§ **Problem**
The answer should be a single number: how many lines of the entries below hold the word "position".

<<<<

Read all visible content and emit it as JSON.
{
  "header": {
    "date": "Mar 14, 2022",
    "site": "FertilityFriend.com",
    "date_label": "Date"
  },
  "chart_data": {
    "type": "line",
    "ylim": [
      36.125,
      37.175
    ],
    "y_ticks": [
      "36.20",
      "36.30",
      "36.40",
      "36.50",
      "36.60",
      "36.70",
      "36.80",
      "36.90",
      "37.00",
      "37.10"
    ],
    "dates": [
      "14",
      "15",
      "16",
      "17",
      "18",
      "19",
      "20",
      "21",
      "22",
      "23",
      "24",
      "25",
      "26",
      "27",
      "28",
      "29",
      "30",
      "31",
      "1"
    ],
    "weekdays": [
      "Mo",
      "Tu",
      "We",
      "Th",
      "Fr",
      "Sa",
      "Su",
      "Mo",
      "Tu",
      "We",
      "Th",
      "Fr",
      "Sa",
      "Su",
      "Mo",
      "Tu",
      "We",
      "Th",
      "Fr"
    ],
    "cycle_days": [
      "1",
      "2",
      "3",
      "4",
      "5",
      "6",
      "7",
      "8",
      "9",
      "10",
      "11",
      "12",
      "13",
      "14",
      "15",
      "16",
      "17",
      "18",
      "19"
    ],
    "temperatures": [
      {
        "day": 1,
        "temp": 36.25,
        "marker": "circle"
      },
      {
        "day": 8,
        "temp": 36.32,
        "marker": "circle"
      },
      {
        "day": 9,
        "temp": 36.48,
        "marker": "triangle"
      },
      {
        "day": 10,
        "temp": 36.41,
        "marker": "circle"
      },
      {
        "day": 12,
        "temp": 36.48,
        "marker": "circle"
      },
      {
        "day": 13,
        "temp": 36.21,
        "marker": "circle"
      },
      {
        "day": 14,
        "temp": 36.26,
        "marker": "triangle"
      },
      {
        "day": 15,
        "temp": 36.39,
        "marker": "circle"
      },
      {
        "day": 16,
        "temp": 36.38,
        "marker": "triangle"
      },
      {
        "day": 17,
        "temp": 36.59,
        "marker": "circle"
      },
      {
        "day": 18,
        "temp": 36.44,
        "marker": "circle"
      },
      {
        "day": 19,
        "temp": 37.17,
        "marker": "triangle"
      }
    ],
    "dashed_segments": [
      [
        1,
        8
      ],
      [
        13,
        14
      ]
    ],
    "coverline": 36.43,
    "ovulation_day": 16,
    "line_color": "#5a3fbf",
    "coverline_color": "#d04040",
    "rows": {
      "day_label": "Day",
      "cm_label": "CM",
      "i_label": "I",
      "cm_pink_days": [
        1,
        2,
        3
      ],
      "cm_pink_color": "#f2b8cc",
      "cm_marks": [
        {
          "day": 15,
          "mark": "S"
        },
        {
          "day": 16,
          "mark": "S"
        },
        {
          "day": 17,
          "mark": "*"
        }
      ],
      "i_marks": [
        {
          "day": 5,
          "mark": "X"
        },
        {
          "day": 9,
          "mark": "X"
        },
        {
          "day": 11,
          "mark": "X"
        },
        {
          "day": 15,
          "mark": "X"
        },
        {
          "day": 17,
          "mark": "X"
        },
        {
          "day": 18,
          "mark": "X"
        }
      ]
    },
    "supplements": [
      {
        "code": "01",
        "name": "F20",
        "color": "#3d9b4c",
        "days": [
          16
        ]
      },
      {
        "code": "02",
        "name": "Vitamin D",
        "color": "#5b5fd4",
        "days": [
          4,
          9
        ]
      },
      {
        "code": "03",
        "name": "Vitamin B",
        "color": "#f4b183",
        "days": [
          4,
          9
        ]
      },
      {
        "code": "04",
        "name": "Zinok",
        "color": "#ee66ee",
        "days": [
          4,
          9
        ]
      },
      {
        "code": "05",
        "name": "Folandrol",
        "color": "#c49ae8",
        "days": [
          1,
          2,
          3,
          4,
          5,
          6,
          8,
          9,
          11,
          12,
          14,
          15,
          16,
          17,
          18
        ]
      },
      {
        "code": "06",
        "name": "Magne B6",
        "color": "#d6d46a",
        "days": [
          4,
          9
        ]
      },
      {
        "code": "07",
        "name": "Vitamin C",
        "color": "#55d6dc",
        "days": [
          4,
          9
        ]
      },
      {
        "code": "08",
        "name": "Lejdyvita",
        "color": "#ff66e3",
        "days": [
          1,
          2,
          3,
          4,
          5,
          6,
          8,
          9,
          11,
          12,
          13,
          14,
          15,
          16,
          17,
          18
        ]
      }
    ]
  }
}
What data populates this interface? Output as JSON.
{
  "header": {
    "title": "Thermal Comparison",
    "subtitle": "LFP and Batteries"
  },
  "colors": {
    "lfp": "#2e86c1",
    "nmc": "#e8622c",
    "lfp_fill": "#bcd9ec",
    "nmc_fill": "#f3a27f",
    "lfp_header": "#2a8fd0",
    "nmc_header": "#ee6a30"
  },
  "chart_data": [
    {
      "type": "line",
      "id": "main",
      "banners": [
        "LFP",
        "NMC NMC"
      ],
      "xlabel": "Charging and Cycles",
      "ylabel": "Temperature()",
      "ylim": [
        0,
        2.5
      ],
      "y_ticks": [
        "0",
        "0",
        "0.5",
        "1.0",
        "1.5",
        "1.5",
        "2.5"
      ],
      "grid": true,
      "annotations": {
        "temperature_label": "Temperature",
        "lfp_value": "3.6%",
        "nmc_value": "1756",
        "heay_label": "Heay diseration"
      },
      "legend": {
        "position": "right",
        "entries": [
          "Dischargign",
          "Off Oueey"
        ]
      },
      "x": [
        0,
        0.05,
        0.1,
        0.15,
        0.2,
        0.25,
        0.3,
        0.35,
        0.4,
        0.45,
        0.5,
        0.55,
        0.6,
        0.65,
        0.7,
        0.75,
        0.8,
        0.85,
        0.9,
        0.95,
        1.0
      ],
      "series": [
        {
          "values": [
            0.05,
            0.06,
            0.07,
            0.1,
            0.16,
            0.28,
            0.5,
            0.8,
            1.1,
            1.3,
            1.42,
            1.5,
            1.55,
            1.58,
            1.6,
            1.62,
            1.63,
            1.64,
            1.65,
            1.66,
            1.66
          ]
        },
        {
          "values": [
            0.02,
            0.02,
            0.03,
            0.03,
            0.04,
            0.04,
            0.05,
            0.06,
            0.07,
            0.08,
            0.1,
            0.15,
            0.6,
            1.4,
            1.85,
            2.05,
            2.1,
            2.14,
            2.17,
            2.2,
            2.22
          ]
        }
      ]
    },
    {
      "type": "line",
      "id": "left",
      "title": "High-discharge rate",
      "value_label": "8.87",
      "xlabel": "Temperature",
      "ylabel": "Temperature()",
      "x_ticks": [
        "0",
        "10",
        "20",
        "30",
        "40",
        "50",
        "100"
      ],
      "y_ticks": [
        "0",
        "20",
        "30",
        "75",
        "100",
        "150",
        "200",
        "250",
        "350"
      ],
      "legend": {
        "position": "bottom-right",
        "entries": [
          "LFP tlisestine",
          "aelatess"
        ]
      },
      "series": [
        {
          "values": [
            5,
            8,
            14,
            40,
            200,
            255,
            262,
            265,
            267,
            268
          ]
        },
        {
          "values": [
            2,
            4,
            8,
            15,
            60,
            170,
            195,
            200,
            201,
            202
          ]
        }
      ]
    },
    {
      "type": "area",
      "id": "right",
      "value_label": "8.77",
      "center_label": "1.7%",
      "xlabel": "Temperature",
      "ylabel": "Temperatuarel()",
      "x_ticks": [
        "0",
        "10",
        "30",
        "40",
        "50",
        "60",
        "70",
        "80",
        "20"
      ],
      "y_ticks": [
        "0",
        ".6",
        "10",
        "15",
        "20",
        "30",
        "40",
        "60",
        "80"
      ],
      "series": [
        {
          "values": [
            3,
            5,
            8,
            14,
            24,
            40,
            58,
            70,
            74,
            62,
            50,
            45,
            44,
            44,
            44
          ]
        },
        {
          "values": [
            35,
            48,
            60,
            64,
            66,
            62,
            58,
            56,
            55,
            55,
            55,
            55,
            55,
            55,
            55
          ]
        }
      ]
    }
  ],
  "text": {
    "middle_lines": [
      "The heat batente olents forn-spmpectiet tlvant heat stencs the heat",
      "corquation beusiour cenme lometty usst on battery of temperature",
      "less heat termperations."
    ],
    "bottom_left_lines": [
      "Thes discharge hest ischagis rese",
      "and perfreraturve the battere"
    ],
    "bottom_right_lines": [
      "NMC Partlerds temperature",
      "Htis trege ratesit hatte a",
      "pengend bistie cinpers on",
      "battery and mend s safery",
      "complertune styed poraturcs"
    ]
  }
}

>>>>

§ **Solution to this task**
2